▶ _Aim of the task_: Write out the material exactly, leaving every picture behind.

-=-=-

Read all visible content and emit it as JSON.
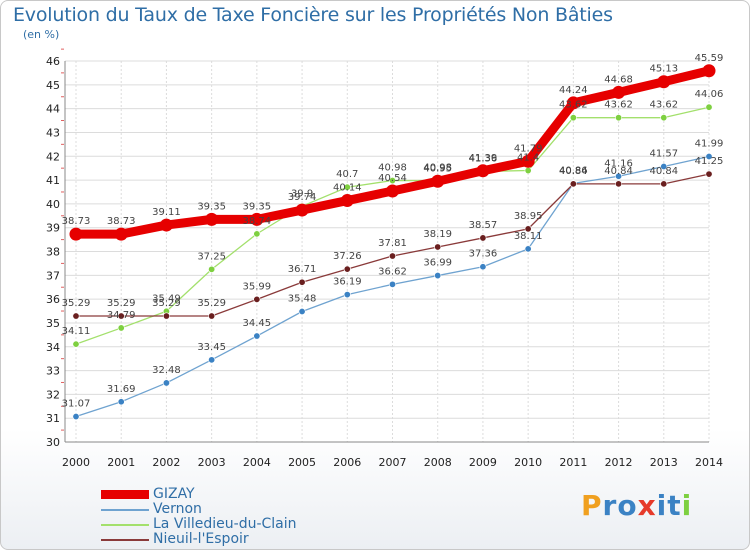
{
  "chart_data": {
    "type": "line",
    "title": "Evolution du Taux de Taxe Foncière sur les Propriétés Non Bâties",
    "ylabel": "(en %)",
    "xlabel": "",
    "ylim": [
      30,
      46
    ],
    "yticks": [
      "30",
      "31",
      "32",
      "33",
      "34",
      "35",
      "36",
      "37",
      "38",
      "39",
      "40",
      "41",
      "42",
      "43",
      "44",
      "45",
      "46"
    ],
    "categories": [
      "2000",
      "2001",
      "2002",
      "2003",
      "2004",
      "2005",
      "2006",
      "2007",
      "2008",
      "2009",
      "2010",
      "2011",
      "2012",
      "2013",
      "2014"
    ],
    "series": [
      {
        "name": "GIZAY",
        "color": "#e60000",
        "pointColor": "#e60000",
        "values": [
          38.73,
          38.73,
          39.11,
          39.35,
          39.35,
          39.74,
          40.14,
          40.54,
          40.95,
          41.39,
          41.79,
          44.24,
          44.68,
          45.13,
          45.59
        ],
        "labels": [
          "38.73",
          "38.73",
          "39.11",
          "39.35",
          "39.35",
          "39.74",
          "40.14",
          "40.54",
          "40.95",
          "41.39",
          "41.79",
          "44.24",
          "44.68",
          "45.13",
          "45.59"
        ]
      },
      {
        "name": "Vernon",
        "color": "#6fa3d0",
        "pointColor": "#3b82c4",
        "values": [
          31.07,
          31.69,
          32.48,
          33.45,
          34.45,
          35.48,
          36.19,
          36.62,
          36.99,
          37.36,
          38.11,
          40.86,
          41.16,
          41.57,
          41.99
        ],
        "labels": [
          "31.07",
          "31.69",
          "32.48",
          "33.45",
          "34.45",
          "35.48",
          "36.19",
          "36.62",
          "36.99",
          "37.36",
          "38.11",
          "40.86",
          "41.16",
          "41.57",
          "41.99"
        ]
      },
      {
        "name": "La Villedieu-du-Clain",
        "color": "#a3e06c",
        "pointColor": "#7ed040",
        "values": [
          34.11,
          34.79,
          35.49,
          37.25,
          38.74,
          39.9,
          40.7,
          40.98,
          40.98,
          41.36,
          41.4,
          43.62,
          43.62,
          43.62,
          44.06
        ],
        "labels": [
          "34.11",
          "34.79",
          "35.49",
          "37.25",
          "38.74",
          "39.9",
          "40.7",
          "40.98",
          "40.98",
          "41.36",
          "41.4",
          "43.62",
          "43.62",
          "43.62",
          "44.06"
        ]
      },
      {
        "name": "Nieuil-l'Espoir",
        "color": "#8a3a3a",
        "pointColor": "#6a1f1f",
        "values": [
          35.29,
          35.29,
          35.29,
          35.29,
          35.99,
          36.71,
          37.26,
          37.81,
          38.19,
          38.57,
          38.95,
          40.84,
          40.84,
          40.84,
          41.25
        ],
        "labels": [
          "35.29",
          "35.29",
          "35.29",
          "35.29",
          "35.99",
          "36.71",
          "37.26",
          "37.81",
          "38.19",
          "38.57",
          "38.95",
          "40.84",
          "40.84",
          "40.84",
          "41.25"
        ]
      }
    ]
  },
  "legend": {
    "items": [
      {
        "label": "GIZAY",
        "color": "#e60000"
      },
      {
        "label": "Vernon",
        "color": "#6fa3d0"
      },
      {
        "label": "La Villedieu-du-Clain",
        "color": "#a3e06c"
      },
      {
        "label": "Nieuil-l'Espoir",
        "color": "#8a3a3a"
      }
    ]
  },
  "logo": {
    "parts": [
      "P",
      "r",
      "o",
      "x",
      "i",
      "t",
      "i"
    ],
    "colors": [
      "#f0a020",
      "#3b82c4",
      "#3b82c4",
      "#e63a2a",
      "#3b82c4",
      "#3b82c4",
      "#7ed040"
    ]
  }
}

-=-=-

▶ _Solution for this task_:
Read all visible content and emit it as JSON.
{
  "chart_data": {
    "type": "line",
    "title": "Evolution du Taux de Taxe Foncière sur les Propriétés Non Bâties",
    "ylabel": "(en %)",
    "xlabel": "",
    "ylim": [
      30,
      46
    ],
    "yticks": [
      "30",
      "31",
      "32",
      "33",
      "34",
      "35",
      "36",
      "37",
      "38",
      "39",
      "40",
      "41",
      "42",
      "43",
      "44",
      "45",
      "46"
    ],
    "categories": [
      "2000",
      "2001",
      "2002",
      "2003",
      "2004",
      "2005",
      "2006",
      "2007",
      "2008",
      "2009",
      "2010",
      "2011",
      "2012",
      "2013",
      "2014"
    ],
    "series": [
      {
        "name": "GIZAY",
        "color": "#e60000",
        "pointColor": "#e60000",
        "values": [
          38.73,
          38.73,
          39.11,
          39.35,
          39.35,
          39.74,
          40.14,
          40.54,
          40.95,
          41.39,
          41.79,
          44.24,
          44.68,
          45.13,
          45.59
        ],
        "labels": [
          "38.73",
          "38.73",
          "39.11",
          "39.35",
          "39.35",
          "39.74",
          "40.14",
          "40.54",
          "40.95",
          "41.39",
          "41.79",
          "44.24",
          "44.68",
          "45.13",
          "45.59"
        ]
      },
      {
        "name": "Vernon",
        "color": "#6fa3d0",
        "pointColor": "#3b82c4",
        "values": [
          31.07,
          31.69,
          32.48,
          33.45,
          34.45,
          35.48,
          36.19,
          36.62,
          36.99,
          37.36,
          38.11,
          40.86,
          41.16,
          41.57,
          41.99
        ],
        "labels": [
          "31.07",
          "31.69",
          "32.48",
          "33.45",
          "34.45",
          "35.48",
          "36.19",
          "36.62",
          "36.99",
          "37.36",
          "38.11",
          "40.86",
          "41.16",
          "41.57",
          "41.99"
        ]
      },
      {
        "name": "La Villedieu-du-Clain",
        "color": "#a3e06c",
        "pointColor": "#7ed040",
        "values": [
          34.11,
          34.79,
          35.49,
          37.25,
          38.74,
          39.9,
          40.7,
          40.98,
          40.98,
          41.36,
          41.4,
          43.62,
          43.62,
          43.62,
          44.06
        ],
        "labels": [
          "34.11",
          "34.79",
          "35.49",
          "37.25",
          "38.74",
          "39.9",
          "40.7",
          "40.98",
          "40.98",
          "41.36",
          "41.4",
          "43.62",
          "43.62",
          "43.62",
          "44.06"
        ]
      },
      {
        "name": "Nieuil-l'Espoir",
        "color": "#8a3a3a",
        "pointColor": "#6a1f1f",
        "values": [
          35.29,
          35.29,
          35.29,
          35.29,
          35.99,
          36.71,
          37.26,
          37.81,
          38.19,
          38.57,
          38.95,
          40.84,
          40.84,
          40.84,
          41.25
        ],
        "labels": [
          "35.29",
          "35.29",
          "35.29",
          "35.29",
          "35.99",
          "36.71",
          "37.26",
          "37.81",
          "38.19",
          "38.57",
          "38.95",
          "40.84",
          "40.84",
          "40.84",
          "41.25"
        ]
      }
    ]
  },
  "legend": {
    "items": [
      {
        "label": "GIZAY",
        "color": "#e60000"
      },
      {
        "label": "Vernon",
        "color": "#6fa3d0"
      },
      {
        "label": "La Villedieu-du-Clain",
        "color": "#a3e06c"
      },
      {
        "label": "Nieuil-l'Espoir",
        "color": "#8a3a3a"
      }
    ]
  },
  "logo": {
    "parts": [
      "P",
      "r",
      "o",
      "x",
      "i",
      "t",
      "i"
    ],
    "colors": [
      "#f0a020",
      "#3b82c4",
      "#3b82c4",
      "#e63a2a",
      "#3b82c4",
      "#3b82c4",
      "#7ed040"
    ]
  }
}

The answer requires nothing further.